■ **Exercise task**:
Give only one thing: the number of lines that include the word "петля".
___ Exercise material
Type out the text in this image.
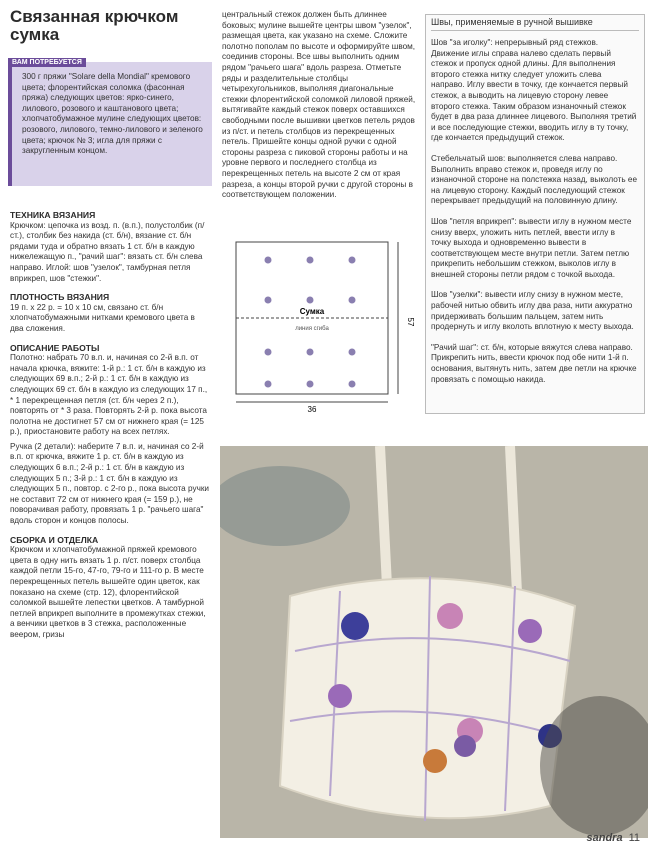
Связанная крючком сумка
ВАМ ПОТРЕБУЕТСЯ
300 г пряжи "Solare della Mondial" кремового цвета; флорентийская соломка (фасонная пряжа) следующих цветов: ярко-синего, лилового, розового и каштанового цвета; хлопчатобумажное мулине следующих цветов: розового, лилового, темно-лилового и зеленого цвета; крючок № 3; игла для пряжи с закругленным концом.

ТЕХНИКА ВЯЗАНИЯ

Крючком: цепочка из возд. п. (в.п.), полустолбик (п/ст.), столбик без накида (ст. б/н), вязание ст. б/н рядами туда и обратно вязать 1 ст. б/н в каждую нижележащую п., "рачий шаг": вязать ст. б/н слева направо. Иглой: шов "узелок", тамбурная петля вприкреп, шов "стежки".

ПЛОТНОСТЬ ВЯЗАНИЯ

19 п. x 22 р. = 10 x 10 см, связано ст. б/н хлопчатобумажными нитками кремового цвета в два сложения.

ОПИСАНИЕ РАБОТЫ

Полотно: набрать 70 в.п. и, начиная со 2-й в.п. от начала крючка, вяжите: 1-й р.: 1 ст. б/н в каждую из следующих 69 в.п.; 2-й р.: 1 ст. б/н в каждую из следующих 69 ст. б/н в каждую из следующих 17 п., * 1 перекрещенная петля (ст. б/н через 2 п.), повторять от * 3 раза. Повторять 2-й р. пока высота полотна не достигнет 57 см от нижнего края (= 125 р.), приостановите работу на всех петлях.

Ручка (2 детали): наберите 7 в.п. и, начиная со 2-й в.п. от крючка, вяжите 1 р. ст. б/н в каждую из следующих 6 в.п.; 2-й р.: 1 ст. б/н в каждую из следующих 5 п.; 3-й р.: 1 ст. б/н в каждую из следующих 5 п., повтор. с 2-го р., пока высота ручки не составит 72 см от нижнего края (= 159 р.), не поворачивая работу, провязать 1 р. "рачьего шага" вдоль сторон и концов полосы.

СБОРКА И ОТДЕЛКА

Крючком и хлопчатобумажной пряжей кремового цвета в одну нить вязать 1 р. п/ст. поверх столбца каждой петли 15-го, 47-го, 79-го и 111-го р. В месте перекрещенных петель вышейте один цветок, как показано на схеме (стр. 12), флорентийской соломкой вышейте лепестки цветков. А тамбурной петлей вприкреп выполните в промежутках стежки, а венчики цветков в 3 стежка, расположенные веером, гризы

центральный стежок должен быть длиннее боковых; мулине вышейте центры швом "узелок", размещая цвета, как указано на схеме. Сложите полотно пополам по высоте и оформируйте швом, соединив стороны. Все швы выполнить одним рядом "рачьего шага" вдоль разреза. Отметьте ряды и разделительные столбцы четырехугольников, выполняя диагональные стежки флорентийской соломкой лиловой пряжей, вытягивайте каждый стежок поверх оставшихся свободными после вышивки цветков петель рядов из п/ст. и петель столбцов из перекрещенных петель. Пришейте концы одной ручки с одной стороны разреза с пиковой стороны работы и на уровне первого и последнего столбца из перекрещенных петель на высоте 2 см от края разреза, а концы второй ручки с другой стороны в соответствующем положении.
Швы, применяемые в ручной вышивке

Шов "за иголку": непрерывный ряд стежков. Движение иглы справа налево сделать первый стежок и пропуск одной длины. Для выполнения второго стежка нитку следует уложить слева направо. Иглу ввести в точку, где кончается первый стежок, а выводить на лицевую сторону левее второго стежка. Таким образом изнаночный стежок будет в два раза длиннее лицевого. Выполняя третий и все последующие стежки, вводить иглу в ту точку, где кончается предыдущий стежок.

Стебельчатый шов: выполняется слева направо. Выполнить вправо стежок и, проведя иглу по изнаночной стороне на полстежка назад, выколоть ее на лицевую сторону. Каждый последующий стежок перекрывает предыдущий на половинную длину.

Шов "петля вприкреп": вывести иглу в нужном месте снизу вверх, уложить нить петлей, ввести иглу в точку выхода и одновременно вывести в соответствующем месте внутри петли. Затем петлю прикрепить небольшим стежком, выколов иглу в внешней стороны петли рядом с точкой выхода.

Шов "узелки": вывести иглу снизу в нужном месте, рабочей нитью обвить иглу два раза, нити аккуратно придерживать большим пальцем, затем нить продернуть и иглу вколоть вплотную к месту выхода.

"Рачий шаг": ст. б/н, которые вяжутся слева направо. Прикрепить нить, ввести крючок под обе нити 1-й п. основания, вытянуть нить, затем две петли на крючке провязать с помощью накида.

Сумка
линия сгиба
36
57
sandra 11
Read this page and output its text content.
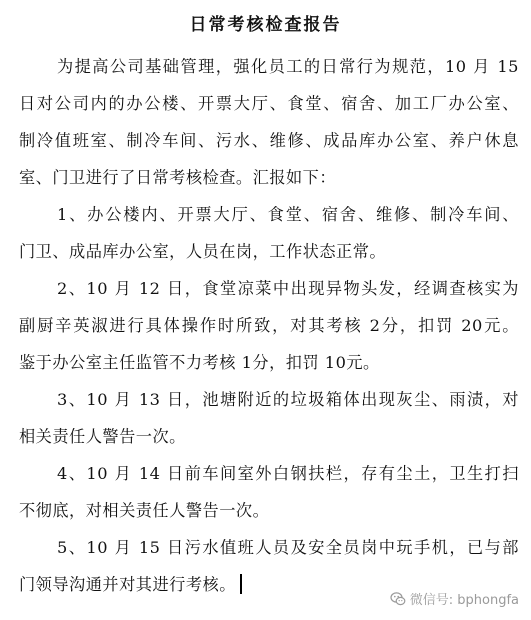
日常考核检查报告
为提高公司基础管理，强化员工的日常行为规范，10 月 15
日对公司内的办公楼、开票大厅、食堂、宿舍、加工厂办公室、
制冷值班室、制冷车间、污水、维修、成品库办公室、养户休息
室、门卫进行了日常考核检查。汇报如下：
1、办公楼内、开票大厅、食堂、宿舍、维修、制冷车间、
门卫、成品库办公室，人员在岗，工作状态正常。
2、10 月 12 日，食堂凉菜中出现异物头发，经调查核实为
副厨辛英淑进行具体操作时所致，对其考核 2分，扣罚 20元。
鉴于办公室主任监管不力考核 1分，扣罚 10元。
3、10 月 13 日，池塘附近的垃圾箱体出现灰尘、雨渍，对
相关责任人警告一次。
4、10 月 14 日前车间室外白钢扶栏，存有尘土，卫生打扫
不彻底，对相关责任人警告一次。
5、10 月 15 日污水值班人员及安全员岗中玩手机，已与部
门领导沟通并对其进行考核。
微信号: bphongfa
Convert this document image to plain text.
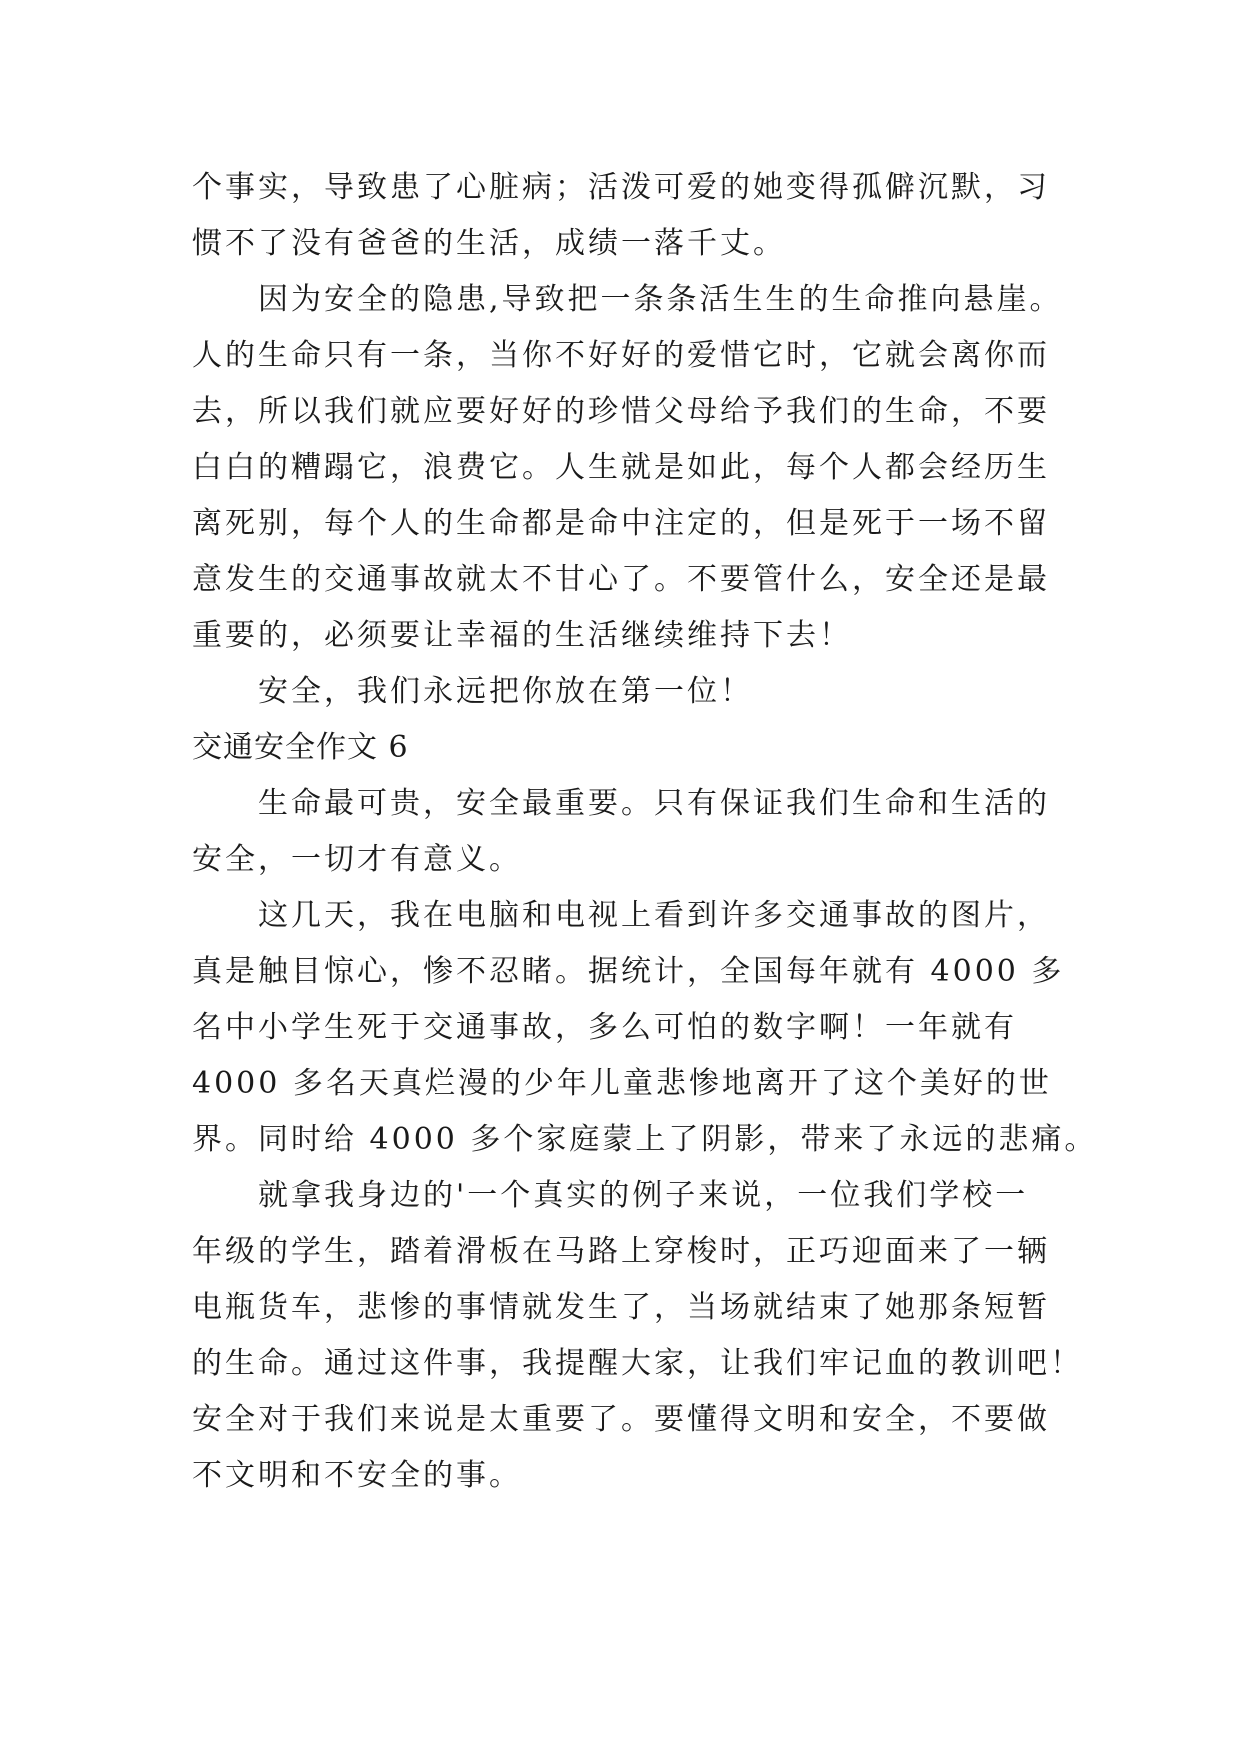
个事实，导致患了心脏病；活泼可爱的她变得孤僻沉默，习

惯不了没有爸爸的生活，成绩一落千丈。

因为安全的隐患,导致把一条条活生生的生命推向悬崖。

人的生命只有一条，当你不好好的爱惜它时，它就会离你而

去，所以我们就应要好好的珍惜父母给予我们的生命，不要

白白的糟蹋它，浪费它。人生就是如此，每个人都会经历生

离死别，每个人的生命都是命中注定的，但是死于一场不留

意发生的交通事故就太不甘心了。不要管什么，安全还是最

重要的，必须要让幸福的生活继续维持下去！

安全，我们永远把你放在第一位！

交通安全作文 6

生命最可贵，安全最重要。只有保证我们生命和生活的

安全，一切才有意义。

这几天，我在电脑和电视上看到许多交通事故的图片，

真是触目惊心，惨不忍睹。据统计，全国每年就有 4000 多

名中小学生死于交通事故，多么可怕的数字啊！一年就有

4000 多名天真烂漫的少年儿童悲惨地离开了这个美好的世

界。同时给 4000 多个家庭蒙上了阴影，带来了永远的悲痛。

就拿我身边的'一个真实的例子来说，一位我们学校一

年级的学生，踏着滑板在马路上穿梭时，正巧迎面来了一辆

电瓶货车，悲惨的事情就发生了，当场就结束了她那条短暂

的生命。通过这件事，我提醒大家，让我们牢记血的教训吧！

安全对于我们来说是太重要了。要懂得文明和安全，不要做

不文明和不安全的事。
______
■ **The completed task**:
3